## Instruction
Copy the entries from the very first line through the line containing "svg-text:1500: 1500 — [784, 973, 858, 1014]", including both ends, and reproduce them with no changes.

Annotated element entries
..........
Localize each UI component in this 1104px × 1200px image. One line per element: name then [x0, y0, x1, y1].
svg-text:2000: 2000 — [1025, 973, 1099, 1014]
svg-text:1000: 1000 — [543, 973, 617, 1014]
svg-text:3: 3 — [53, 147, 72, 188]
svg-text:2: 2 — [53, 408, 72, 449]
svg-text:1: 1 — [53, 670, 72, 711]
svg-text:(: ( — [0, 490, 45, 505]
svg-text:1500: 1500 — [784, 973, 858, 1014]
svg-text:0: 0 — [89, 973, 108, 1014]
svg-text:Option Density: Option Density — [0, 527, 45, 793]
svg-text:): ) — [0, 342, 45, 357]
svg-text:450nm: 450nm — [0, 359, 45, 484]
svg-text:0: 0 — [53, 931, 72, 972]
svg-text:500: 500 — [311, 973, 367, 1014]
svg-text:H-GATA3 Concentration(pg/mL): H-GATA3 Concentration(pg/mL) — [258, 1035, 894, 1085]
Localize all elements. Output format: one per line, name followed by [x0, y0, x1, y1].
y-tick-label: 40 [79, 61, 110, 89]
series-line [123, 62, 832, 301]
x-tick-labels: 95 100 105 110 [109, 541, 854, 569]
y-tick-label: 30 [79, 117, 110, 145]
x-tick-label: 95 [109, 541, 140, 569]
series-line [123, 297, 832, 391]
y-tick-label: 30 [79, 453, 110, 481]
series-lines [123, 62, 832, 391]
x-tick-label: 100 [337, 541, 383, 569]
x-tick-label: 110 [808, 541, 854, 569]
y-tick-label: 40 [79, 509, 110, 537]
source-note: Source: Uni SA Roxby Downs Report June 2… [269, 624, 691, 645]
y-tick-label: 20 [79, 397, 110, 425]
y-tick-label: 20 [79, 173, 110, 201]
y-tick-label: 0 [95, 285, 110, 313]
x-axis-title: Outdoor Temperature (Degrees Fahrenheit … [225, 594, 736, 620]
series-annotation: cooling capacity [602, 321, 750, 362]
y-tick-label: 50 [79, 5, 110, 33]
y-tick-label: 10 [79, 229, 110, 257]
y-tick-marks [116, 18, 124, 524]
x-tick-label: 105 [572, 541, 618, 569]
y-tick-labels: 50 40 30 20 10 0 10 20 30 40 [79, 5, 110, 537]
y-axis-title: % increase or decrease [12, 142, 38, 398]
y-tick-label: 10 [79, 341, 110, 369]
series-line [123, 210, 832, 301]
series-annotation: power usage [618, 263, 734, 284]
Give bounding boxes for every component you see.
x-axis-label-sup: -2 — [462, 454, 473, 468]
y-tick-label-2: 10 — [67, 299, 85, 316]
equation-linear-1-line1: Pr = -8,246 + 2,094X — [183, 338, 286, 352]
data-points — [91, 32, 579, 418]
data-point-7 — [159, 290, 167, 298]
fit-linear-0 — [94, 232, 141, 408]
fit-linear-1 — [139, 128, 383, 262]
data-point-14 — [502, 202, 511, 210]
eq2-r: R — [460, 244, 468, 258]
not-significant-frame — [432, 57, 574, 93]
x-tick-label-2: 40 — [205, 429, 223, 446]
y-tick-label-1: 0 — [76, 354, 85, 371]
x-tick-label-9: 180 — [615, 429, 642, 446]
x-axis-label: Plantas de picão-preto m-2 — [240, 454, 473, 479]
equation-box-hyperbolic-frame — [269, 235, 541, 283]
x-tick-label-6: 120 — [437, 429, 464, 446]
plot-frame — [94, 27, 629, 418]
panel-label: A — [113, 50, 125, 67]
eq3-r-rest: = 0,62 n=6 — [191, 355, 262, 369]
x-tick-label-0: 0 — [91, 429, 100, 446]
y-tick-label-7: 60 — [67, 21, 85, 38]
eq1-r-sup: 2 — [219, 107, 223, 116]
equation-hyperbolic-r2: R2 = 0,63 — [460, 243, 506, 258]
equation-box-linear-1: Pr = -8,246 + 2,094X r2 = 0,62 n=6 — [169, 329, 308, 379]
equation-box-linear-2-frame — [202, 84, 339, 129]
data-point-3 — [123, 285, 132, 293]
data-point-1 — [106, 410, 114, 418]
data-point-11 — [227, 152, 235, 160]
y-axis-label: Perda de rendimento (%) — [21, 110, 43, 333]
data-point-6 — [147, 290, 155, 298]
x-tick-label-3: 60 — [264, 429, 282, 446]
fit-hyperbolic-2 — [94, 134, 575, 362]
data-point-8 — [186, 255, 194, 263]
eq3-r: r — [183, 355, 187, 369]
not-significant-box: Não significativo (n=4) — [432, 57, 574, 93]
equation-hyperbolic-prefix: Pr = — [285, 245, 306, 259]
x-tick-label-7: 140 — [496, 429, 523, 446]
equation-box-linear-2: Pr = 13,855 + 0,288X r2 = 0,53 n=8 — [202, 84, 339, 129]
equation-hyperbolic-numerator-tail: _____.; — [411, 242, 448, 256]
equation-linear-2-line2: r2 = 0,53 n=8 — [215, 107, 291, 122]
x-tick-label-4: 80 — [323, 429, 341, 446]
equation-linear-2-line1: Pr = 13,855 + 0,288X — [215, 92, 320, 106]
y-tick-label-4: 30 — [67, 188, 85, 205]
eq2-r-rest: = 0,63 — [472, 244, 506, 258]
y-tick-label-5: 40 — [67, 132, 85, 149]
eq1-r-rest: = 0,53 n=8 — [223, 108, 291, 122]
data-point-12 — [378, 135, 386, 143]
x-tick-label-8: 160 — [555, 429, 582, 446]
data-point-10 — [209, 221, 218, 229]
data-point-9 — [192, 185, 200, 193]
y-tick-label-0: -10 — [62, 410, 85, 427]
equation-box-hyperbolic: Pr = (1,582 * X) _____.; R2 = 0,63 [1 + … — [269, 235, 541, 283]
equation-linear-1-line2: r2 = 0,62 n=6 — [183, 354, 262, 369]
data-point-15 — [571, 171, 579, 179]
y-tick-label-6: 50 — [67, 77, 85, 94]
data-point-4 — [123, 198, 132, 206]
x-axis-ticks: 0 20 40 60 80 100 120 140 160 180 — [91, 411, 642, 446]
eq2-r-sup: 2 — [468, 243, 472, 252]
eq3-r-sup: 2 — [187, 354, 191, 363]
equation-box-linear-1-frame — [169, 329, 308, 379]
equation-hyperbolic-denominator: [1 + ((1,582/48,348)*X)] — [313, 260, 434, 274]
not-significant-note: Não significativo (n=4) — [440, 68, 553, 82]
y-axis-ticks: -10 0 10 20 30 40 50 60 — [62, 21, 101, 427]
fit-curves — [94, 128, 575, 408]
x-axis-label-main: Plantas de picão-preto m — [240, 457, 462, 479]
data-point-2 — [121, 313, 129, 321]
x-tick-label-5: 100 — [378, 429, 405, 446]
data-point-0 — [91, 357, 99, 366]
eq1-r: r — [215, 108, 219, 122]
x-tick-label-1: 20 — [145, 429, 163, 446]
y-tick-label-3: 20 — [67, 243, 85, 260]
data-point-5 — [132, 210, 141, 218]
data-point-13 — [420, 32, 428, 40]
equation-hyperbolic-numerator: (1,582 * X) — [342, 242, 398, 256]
..........
## Finished task
Localize each UI component in this 1104px × 1200px image. One line per element: name then [x0, y0, x1, y1].
svg-text:2000: 2000 — [1025, 973, 1099, 1014]
svg-text:1000: 1000 — [543, 973, 617, 1014]
svg-text:3: 3 — [53, 147, 72, 188]
svg-text:2: 2 — [53, 408, 72, 449]
svg-text:1: 1 — [53, 670, 72, 711]
svg-text:(: ( — [0, 490, 45, 505]
svg-text:1500: 1500 — [784, 973, 858, 1014]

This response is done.